» **SHORT EXERCISE**: Find every line in the records below that holds the word "time", and copy it out.

== DATA SECTION

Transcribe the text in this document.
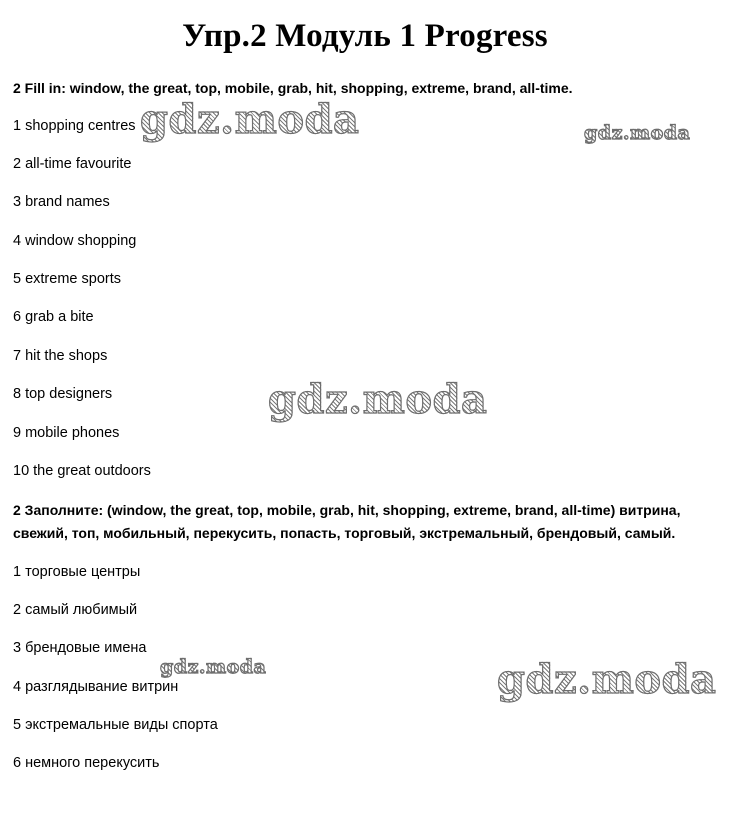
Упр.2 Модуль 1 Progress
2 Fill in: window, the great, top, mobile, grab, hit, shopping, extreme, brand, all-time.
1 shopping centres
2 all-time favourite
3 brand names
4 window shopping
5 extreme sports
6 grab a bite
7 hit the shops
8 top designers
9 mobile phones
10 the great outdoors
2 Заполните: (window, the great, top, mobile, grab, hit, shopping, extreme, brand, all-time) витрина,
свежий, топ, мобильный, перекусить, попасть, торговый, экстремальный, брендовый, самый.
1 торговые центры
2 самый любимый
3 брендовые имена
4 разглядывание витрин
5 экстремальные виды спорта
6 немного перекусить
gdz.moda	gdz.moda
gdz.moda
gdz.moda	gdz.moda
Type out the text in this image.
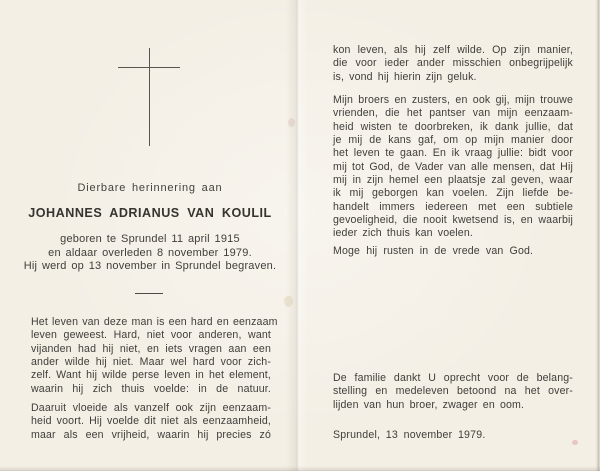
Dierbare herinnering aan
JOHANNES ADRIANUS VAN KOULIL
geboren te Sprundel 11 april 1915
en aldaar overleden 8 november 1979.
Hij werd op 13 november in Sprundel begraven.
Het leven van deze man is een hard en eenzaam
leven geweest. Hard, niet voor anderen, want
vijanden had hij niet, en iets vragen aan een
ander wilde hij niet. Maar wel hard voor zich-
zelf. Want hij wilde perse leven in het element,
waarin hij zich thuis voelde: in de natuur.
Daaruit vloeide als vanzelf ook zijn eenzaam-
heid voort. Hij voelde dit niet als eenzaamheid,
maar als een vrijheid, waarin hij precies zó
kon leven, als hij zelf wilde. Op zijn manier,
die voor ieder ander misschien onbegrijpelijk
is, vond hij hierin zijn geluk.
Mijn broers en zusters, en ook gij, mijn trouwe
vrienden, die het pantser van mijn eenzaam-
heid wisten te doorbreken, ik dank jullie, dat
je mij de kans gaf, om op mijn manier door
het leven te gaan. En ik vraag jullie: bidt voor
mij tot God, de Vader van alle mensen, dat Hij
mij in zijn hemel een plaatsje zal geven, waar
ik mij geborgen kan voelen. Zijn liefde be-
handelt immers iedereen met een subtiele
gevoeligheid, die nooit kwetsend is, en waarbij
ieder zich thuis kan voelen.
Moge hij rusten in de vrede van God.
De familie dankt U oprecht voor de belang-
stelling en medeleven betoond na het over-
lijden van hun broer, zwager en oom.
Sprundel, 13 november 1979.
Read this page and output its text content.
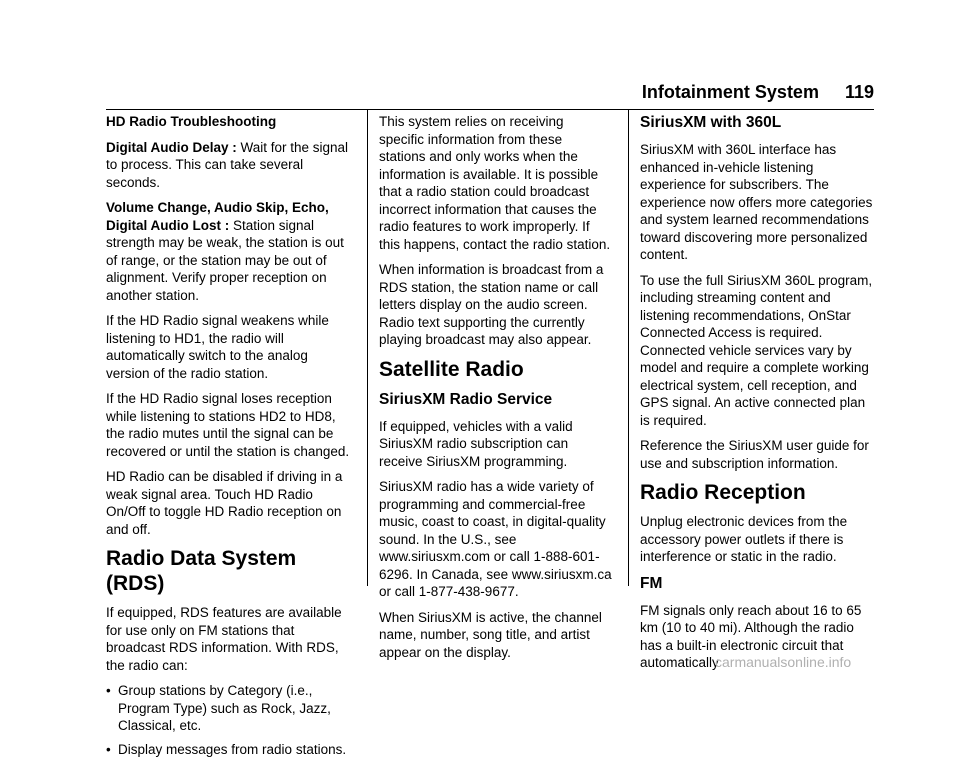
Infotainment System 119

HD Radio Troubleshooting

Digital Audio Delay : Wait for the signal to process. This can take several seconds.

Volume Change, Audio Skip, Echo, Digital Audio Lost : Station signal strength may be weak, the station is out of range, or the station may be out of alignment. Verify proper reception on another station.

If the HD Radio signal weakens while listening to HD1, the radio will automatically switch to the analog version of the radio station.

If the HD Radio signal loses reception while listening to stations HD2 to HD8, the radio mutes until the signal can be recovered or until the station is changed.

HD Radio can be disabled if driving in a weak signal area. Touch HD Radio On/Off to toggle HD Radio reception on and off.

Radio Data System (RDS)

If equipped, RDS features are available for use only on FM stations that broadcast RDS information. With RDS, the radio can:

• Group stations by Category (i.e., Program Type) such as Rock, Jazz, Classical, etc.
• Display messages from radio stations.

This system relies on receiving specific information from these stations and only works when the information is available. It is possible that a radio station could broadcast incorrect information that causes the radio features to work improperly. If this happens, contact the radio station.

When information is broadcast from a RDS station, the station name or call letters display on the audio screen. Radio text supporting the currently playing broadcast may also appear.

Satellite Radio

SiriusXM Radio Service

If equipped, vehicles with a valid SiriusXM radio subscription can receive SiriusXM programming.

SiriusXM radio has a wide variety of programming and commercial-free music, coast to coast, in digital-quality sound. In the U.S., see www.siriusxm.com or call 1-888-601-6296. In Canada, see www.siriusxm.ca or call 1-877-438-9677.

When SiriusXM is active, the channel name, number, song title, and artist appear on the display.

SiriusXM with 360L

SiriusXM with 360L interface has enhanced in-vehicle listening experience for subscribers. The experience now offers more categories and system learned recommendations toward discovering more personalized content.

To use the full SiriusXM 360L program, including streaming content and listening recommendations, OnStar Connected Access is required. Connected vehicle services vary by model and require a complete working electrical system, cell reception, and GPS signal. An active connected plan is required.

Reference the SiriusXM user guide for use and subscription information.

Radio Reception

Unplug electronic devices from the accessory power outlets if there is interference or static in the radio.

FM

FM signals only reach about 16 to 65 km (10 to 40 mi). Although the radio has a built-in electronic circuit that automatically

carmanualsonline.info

====

» **FINISHED EXERCISE**:
2 Fill in: window, the great, top, mobile, grab, hit, shopping, extreme, brand, all-time.
2 all-time favourite
2 Заполните: (window, the great, top, mobile, grab, hit, shopping, extreme, brand, all-time) витрина,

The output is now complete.